TASK OBJECTIVE: Of all the lines in this data, how many include "Other"? Respond with the number only.

---------- LISTED ENTRIES ----------

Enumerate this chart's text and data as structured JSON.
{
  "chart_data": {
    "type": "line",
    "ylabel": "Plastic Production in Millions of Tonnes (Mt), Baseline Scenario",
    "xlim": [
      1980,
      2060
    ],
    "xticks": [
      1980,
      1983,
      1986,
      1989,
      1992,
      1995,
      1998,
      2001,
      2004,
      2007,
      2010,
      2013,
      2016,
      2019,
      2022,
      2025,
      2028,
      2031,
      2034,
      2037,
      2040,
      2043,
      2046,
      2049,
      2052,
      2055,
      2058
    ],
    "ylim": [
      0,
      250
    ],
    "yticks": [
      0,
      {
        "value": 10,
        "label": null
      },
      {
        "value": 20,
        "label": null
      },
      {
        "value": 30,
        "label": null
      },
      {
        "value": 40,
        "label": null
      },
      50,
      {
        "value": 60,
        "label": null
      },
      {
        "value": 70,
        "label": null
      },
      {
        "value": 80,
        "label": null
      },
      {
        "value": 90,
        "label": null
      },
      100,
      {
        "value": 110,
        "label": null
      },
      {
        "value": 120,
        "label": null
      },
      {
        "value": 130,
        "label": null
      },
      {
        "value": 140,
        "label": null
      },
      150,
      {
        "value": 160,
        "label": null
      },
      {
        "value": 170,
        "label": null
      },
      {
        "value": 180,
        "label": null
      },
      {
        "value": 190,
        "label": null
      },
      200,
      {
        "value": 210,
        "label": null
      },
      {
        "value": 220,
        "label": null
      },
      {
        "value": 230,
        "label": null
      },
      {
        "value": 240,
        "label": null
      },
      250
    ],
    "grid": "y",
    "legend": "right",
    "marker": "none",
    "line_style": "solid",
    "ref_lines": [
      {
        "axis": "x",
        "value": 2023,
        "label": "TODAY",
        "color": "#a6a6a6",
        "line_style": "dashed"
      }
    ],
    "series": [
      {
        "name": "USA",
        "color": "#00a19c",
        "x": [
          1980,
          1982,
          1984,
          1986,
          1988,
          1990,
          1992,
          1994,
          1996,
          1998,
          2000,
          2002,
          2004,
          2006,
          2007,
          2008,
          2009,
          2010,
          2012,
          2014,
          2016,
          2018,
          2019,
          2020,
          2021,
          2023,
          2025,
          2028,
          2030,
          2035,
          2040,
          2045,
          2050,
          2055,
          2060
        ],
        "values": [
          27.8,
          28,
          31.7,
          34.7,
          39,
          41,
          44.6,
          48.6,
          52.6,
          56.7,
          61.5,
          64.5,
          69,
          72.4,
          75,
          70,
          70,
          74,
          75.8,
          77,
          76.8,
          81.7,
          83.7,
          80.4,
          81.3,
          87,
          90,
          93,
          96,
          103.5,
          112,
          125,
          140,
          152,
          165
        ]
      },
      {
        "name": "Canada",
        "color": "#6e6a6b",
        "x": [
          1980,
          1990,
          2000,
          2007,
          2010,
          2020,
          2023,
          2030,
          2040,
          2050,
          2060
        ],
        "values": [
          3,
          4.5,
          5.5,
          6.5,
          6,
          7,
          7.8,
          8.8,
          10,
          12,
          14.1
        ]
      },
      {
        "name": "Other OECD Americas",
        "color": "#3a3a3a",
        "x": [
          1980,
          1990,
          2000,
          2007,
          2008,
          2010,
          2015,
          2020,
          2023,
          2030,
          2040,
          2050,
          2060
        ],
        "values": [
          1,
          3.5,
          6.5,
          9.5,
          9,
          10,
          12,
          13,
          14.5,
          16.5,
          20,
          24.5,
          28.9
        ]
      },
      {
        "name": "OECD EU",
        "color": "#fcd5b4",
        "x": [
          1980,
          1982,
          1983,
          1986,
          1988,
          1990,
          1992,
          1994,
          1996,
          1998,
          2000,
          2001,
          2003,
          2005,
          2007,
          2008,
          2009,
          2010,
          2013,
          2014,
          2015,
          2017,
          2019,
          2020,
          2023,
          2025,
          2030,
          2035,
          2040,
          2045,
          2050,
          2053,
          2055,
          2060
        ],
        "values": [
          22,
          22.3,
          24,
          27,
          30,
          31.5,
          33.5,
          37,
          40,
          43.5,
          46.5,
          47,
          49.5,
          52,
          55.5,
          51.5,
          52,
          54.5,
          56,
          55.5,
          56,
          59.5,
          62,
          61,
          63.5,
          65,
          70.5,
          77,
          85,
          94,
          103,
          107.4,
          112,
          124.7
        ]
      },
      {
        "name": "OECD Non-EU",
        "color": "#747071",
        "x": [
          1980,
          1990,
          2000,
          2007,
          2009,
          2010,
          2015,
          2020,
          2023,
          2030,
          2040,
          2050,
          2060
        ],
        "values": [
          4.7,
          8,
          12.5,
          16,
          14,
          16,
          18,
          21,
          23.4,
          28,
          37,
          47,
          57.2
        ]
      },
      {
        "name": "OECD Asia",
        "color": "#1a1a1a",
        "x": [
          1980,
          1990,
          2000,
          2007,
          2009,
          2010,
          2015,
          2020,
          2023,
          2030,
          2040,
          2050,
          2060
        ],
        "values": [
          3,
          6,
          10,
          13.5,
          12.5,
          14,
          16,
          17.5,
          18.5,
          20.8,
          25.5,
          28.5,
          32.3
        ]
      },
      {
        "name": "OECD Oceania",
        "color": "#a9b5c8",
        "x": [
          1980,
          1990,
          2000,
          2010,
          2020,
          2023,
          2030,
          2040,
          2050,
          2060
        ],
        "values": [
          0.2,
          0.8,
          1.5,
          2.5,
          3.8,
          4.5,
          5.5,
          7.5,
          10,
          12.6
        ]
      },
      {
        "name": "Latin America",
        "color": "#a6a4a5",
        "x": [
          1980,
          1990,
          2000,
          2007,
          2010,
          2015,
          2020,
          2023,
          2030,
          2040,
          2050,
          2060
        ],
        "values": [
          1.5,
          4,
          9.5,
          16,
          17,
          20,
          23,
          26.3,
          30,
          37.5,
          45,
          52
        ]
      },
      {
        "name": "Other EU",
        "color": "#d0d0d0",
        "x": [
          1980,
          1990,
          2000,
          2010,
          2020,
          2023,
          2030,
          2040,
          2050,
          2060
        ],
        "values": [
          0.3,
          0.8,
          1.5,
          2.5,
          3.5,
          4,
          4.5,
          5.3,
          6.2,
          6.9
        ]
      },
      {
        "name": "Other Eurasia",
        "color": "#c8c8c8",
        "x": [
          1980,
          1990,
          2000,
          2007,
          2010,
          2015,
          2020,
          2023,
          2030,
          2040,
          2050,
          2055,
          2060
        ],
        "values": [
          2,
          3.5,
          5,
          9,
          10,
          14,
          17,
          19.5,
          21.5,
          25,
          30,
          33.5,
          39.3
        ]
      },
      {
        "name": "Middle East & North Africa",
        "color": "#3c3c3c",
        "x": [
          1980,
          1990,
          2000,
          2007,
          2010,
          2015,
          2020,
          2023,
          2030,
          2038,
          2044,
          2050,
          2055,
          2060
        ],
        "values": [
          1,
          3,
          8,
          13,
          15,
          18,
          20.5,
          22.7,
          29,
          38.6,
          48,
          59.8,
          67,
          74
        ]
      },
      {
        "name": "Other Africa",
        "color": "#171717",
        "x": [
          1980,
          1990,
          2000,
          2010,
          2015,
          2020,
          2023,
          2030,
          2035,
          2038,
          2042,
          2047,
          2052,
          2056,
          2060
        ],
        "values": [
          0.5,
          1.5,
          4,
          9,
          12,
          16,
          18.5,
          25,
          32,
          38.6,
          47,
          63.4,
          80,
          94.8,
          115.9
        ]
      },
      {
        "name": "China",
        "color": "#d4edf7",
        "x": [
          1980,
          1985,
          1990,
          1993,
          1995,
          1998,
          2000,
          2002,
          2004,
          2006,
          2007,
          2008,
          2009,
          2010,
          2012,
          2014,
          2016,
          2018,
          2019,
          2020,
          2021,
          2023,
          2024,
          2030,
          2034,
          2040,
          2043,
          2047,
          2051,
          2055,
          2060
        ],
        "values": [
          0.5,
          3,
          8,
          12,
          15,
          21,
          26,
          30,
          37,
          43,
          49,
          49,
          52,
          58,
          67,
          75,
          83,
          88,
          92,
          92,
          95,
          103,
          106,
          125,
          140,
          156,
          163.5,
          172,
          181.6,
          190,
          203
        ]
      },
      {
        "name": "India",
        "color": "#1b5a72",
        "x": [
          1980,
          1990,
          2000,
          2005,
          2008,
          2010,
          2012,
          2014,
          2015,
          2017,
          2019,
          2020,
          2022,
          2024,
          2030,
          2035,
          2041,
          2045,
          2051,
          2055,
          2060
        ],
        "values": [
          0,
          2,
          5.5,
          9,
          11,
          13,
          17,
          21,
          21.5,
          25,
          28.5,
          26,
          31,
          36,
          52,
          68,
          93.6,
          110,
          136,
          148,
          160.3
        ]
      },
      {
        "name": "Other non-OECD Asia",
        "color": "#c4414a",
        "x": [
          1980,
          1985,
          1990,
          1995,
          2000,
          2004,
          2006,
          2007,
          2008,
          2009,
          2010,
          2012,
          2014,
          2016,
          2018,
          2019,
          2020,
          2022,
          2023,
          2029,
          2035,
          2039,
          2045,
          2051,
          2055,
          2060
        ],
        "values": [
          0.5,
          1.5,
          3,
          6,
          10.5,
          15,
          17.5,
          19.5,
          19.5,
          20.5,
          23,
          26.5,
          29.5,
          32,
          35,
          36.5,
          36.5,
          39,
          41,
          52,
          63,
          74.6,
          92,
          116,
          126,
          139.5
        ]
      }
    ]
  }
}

----------

SOLUTION FOR THIS TASK: 5